Collect every line below that contains the word "LAKENHEATH".
------ Supplied material ------
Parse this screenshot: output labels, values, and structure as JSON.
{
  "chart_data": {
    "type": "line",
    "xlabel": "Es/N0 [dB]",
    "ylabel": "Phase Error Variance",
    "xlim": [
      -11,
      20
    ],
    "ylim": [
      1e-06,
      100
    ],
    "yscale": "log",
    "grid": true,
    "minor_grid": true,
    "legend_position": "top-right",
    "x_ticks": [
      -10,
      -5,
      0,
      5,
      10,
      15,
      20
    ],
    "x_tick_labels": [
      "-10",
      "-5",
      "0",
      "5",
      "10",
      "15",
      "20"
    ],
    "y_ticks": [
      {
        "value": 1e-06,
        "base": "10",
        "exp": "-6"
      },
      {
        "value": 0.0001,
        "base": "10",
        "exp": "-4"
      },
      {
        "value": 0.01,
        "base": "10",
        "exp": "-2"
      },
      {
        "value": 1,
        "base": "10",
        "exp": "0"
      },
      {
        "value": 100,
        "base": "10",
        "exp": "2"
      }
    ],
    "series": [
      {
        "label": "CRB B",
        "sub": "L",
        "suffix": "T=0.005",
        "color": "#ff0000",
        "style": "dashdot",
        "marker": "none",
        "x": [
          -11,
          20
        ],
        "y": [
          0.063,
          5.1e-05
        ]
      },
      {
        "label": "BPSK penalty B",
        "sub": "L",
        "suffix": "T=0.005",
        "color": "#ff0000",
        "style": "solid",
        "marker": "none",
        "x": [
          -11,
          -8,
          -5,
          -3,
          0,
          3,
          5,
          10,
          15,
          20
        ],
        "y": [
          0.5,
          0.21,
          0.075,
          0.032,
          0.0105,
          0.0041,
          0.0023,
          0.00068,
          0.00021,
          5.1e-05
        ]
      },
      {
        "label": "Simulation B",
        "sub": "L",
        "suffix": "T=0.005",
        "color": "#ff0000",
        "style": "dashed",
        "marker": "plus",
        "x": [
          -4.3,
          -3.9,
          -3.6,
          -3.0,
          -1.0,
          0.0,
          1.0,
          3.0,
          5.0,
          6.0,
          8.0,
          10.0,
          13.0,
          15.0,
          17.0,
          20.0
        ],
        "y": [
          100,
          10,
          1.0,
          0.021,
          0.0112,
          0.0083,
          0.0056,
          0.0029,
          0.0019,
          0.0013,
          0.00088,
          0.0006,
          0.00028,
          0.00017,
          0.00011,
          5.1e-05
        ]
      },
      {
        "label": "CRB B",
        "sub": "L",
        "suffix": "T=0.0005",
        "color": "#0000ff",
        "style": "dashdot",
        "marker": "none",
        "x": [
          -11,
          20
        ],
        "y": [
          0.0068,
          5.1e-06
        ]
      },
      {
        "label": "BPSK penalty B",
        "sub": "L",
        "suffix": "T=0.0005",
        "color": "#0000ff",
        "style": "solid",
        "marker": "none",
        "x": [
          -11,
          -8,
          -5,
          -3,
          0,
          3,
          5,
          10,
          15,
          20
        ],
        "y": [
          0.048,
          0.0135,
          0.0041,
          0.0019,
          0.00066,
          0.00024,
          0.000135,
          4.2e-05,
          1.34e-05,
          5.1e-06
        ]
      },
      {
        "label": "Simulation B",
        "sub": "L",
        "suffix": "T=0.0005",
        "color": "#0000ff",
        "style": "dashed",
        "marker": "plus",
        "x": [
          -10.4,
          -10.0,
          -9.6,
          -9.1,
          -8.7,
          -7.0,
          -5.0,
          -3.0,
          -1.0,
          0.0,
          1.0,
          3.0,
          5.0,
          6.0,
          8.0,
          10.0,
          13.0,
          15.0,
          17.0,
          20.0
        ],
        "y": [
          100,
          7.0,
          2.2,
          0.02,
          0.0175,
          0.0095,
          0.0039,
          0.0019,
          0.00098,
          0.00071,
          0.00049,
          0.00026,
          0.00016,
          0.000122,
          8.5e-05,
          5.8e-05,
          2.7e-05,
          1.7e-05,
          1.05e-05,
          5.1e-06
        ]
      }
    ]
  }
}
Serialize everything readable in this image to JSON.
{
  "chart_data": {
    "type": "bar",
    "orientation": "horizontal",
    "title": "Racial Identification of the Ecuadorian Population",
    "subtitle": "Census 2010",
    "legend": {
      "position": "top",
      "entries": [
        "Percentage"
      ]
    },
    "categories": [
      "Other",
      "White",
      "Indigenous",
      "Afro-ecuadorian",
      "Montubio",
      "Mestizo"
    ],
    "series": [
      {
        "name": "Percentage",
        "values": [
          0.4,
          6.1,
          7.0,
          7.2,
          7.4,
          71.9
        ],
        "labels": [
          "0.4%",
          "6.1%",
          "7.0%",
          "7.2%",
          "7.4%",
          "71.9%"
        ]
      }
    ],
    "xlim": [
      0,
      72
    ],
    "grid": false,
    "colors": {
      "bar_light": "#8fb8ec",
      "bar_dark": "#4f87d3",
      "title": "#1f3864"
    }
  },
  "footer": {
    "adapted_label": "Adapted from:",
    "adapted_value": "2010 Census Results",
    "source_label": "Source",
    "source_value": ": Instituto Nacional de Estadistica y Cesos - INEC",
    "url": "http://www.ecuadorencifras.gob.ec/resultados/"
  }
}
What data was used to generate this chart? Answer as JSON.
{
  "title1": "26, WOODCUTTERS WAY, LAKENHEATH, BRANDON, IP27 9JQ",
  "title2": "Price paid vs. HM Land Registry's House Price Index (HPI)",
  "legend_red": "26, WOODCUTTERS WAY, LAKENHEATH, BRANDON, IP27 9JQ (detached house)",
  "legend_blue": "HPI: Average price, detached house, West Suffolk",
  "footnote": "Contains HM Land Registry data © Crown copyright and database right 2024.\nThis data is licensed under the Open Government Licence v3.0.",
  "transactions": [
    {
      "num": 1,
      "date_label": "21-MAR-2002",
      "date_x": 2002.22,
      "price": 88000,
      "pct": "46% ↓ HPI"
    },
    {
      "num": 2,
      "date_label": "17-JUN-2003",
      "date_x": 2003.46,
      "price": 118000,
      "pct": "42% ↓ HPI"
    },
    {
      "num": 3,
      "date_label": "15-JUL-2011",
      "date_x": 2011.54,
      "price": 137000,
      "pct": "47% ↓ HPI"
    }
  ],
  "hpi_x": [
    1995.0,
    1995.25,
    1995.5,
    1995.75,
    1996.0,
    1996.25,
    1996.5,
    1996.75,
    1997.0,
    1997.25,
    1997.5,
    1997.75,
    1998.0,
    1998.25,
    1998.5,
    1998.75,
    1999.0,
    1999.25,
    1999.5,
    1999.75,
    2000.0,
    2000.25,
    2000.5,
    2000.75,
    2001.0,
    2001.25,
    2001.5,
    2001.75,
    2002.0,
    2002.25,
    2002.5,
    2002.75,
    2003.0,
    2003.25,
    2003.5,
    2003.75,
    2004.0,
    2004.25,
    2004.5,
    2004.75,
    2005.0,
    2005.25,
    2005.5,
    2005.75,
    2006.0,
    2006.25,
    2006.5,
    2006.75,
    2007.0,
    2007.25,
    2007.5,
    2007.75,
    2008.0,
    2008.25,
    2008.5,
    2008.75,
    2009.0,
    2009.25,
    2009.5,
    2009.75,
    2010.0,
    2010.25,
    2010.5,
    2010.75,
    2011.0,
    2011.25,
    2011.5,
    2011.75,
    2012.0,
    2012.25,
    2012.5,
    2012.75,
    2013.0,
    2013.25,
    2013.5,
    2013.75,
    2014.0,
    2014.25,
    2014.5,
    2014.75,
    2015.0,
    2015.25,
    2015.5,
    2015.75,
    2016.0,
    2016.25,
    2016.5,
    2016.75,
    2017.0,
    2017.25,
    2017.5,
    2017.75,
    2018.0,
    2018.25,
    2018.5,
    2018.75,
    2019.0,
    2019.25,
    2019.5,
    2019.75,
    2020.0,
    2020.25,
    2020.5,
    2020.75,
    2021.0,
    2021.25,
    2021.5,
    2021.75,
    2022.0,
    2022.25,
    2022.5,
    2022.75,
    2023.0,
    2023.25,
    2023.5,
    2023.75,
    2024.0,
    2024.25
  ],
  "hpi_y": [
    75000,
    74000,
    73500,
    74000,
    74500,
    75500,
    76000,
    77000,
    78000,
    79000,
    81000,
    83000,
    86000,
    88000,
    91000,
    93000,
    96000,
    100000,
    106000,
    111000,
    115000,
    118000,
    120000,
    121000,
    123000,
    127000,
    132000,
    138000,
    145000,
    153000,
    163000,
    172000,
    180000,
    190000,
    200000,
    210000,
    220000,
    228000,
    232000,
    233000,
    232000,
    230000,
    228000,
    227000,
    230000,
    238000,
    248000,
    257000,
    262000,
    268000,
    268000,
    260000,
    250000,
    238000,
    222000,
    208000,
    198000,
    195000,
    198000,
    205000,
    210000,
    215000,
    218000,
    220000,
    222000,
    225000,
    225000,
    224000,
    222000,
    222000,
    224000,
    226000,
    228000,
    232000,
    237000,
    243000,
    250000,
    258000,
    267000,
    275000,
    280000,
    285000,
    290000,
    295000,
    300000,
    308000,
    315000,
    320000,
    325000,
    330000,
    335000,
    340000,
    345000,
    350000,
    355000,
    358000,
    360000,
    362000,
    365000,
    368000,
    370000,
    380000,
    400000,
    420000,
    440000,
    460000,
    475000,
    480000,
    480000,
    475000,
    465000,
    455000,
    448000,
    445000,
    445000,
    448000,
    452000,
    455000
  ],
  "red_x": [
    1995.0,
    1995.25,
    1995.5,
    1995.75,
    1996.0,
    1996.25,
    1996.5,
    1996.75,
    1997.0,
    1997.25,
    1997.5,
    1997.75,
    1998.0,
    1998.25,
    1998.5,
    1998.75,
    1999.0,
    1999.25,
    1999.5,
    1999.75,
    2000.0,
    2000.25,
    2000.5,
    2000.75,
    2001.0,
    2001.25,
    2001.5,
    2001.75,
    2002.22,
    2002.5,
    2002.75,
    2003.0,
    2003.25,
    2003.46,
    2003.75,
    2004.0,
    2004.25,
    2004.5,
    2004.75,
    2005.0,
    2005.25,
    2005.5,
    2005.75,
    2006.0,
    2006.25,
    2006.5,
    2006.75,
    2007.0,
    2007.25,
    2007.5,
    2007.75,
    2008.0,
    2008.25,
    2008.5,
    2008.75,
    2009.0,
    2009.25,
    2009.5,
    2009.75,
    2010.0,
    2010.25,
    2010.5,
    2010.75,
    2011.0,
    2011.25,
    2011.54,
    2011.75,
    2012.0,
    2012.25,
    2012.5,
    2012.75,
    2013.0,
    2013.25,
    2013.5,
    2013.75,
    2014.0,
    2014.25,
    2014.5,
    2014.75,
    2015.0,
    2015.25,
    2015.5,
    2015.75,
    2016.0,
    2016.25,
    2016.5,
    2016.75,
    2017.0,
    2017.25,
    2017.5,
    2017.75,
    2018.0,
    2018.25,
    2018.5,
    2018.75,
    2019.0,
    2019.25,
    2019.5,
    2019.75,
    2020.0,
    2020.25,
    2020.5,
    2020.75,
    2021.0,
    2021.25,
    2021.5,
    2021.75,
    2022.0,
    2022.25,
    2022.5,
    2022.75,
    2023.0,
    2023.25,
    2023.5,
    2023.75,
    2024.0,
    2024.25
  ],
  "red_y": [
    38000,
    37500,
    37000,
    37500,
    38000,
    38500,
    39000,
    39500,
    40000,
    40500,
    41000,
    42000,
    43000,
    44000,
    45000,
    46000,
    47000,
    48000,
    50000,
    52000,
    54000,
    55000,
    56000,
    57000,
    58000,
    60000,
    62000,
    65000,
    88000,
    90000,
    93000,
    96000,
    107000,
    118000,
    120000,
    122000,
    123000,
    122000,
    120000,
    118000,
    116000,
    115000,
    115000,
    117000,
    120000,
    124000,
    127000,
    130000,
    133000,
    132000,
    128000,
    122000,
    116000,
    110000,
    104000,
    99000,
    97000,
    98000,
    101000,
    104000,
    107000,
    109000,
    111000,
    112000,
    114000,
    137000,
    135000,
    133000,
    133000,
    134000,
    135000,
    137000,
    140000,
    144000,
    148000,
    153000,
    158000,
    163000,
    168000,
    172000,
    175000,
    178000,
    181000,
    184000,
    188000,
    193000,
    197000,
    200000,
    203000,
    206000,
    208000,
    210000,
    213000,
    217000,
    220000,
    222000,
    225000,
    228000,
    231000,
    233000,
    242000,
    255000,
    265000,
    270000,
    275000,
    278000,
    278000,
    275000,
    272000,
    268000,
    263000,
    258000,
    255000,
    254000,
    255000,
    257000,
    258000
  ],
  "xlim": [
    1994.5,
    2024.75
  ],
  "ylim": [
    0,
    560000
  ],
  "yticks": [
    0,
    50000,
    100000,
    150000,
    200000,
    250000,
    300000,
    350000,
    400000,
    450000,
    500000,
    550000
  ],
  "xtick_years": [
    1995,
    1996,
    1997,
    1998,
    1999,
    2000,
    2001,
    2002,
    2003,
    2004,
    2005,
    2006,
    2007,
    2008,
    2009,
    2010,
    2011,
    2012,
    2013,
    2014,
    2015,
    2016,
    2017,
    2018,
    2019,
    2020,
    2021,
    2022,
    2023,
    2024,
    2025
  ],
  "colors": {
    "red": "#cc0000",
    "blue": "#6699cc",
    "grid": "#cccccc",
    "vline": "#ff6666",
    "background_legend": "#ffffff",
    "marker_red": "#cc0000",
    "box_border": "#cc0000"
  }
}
------
• [Final result]
  "title1": "26, WOODCUTTERS WAY, LAKENHEATH, BRANDON, IP27 9JQ",
  "legend_red": "26, WOODCUTTERS WAY, LAKENHEATH, BRANDON, IP27 9JQ (detached house)",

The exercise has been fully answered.